↓↓↓

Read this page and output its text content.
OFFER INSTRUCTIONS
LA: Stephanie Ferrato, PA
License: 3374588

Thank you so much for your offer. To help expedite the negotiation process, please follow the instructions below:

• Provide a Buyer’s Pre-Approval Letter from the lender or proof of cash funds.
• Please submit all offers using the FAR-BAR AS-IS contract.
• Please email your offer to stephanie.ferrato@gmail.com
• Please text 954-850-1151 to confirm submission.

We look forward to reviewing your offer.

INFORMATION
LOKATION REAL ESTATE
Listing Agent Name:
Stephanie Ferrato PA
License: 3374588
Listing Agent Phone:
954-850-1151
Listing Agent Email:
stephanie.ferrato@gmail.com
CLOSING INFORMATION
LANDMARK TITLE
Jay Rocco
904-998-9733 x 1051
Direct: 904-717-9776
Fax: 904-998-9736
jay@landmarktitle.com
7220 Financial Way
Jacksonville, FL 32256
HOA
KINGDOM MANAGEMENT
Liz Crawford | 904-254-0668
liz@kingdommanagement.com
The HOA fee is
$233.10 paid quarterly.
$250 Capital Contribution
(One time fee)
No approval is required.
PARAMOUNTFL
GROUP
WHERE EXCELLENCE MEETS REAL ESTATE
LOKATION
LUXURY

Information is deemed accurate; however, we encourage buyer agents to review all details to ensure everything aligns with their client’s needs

↑↑↑

* **Problem requirements**
Extract all lines from the data in which "text" is found.

* **Answer to the exercise**
Read this page and output its text content.
• Please text 954-850-1151 to confirm submission.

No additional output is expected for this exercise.